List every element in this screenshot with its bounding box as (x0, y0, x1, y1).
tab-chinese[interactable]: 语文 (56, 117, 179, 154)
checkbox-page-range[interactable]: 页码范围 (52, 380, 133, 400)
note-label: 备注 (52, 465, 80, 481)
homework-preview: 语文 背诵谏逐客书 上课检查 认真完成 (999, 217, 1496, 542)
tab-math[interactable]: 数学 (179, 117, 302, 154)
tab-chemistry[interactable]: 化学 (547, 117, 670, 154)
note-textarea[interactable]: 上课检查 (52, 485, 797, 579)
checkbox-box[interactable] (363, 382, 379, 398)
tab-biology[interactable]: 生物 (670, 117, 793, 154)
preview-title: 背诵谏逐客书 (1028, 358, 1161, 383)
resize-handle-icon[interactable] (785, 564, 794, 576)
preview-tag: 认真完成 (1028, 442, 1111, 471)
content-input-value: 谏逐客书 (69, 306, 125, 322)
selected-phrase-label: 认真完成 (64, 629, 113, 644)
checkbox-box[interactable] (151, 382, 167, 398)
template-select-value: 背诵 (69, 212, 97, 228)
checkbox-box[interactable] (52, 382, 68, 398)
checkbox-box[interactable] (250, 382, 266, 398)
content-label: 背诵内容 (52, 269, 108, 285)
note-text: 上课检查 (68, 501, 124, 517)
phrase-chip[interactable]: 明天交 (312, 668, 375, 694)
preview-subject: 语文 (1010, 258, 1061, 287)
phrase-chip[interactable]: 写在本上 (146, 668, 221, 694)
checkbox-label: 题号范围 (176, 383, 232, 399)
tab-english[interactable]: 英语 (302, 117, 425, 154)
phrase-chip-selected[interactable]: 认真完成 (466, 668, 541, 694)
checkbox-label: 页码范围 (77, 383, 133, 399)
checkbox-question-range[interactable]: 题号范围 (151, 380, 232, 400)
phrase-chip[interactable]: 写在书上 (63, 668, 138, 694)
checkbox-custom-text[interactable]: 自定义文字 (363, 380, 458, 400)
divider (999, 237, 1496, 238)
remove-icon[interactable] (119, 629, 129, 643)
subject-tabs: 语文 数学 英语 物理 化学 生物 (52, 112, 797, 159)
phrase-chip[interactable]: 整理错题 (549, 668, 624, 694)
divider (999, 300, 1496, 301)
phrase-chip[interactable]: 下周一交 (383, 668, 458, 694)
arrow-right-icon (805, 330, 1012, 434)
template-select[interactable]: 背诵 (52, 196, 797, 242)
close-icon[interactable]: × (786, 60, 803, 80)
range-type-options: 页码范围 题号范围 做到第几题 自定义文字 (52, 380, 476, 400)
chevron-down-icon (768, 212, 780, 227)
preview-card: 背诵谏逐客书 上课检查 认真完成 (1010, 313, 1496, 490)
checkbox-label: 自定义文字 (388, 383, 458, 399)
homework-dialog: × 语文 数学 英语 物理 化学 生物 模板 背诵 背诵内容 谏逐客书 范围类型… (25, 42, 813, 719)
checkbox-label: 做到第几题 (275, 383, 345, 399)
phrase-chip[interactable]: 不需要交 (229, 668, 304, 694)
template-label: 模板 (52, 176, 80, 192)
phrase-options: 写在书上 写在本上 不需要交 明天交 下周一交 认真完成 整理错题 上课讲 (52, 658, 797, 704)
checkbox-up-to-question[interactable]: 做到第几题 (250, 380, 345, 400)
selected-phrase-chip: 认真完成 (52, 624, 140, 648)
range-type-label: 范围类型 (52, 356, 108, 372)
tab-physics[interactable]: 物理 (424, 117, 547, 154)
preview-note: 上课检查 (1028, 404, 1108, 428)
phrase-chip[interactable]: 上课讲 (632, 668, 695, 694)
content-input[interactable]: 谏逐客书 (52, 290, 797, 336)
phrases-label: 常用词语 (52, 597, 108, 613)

────────────────

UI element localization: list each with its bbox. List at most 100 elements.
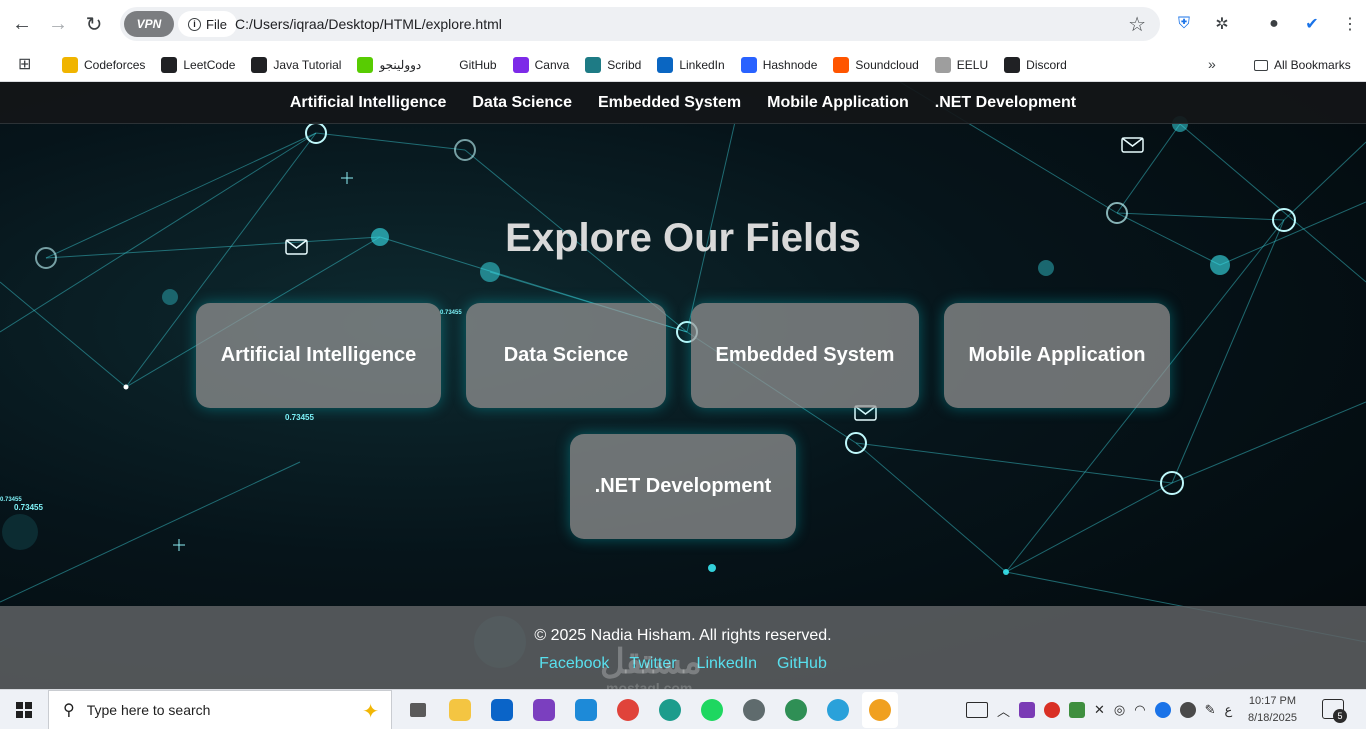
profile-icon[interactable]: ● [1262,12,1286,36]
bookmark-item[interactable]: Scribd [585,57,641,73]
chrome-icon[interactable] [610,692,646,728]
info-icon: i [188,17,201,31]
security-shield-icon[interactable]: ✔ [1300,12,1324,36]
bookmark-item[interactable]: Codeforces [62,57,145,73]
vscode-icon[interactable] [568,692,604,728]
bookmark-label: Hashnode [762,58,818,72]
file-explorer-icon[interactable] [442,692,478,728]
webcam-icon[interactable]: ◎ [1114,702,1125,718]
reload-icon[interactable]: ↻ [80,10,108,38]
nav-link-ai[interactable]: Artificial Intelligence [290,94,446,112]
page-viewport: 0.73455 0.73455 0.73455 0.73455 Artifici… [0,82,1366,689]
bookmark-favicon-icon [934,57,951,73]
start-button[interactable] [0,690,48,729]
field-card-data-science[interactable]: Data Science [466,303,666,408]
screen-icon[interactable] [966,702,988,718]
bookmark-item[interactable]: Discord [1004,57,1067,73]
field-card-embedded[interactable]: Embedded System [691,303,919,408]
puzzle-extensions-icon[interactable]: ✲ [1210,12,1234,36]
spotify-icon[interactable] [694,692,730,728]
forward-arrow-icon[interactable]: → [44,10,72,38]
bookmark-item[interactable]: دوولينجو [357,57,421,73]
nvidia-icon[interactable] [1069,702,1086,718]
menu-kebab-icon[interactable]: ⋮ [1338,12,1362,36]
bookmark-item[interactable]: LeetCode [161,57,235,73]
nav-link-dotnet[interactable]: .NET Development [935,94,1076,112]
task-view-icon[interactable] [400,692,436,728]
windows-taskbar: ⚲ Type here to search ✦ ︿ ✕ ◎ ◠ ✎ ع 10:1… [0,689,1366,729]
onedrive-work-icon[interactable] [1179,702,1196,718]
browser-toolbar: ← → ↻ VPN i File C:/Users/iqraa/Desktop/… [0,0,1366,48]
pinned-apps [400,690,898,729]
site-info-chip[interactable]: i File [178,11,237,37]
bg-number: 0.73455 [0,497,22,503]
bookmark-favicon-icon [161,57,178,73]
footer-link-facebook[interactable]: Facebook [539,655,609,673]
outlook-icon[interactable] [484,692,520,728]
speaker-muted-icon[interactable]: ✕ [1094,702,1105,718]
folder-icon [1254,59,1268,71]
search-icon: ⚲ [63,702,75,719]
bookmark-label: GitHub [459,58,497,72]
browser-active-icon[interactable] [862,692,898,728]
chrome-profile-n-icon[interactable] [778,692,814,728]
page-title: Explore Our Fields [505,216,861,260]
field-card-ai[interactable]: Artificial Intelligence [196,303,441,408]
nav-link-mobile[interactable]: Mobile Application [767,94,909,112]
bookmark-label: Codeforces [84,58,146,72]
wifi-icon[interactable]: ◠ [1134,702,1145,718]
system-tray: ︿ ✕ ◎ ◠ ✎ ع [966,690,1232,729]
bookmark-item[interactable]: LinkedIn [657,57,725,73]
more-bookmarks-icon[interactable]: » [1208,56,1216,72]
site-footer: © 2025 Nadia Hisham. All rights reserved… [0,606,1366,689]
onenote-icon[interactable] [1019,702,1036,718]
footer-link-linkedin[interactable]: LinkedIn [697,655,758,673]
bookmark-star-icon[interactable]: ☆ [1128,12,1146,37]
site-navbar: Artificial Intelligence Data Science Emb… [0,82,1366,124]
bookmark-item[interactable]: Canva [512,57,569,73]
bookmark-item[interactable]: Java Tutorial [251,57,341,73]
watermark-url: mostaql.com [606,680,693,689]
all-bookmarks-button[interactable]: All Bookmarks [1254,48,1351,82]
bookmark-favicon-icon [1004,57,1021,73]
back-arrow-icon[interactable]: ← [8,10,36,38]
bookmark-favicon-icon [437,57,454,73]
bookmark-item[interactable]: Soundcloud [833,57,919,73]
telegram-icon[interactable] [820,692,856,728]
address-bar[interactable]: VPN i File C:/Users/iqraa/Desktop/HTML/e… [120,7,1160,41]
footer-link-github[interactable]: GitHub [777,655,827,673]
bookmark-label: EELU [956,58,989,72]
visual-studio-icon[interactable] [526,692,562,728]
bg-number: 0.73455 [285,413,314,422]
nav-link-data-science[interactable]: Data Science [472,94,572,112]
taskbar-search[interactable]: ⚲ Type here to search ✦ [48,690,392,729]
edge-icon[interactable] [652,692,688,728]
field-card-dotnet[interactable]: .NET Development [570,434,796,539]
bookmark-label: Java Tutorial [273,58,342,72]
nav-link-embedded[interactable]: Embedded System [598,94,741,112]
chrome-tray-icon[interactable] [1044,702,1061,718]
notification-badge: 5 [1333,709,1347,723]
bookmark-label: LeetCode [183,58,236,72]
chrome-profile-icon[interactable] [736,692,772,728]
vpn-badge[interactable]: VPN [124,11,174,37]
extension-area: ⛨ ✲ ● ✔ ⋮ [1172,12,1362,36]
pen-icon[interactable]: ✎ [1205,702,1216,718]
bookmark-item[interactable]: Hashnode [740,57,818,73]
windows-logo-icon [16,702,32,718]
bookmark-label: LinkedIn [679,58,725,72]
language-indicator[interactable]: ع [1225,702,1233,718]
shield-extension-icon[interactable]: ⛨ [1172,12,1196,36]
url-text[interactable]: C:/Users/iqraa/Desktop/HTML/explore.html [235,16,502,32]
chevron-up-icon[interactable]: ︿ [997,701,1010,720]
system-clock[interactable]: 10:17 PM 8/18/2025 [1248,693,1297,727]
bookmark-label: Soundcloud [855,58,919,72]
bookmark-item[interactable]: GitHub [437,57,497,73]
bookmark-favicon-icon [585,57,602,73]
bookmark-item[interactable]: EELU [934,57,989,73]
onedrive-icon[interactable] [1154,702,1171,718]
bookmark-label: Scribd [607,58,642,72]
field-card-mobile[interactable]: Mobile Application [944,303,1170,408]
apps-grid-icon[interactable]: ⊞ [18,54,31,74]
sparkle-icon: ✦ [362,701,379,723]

────────────────

> _Requirements_: Return, unchanged, the lines starting at the one that contains "List every element" and ending at the one that contains "homework-preview: 语文 背诵谏逐客书", with both of those lines included.

> _Written response_:
List every element in this screenshot with its bounding box as (x0, y0, x1, y1).
tab-chinese[interactable]: 语文 (56, 117, 179, 154)
checkbox-page-range[interactable]: 页码范围 (52, 380, 133, 400)
note-label: 备注 (52, 465, 80, 481)
homework-preview: 语文 背诵谏逐客书 上课检查 认真完成 (999, 217, 1496, 542)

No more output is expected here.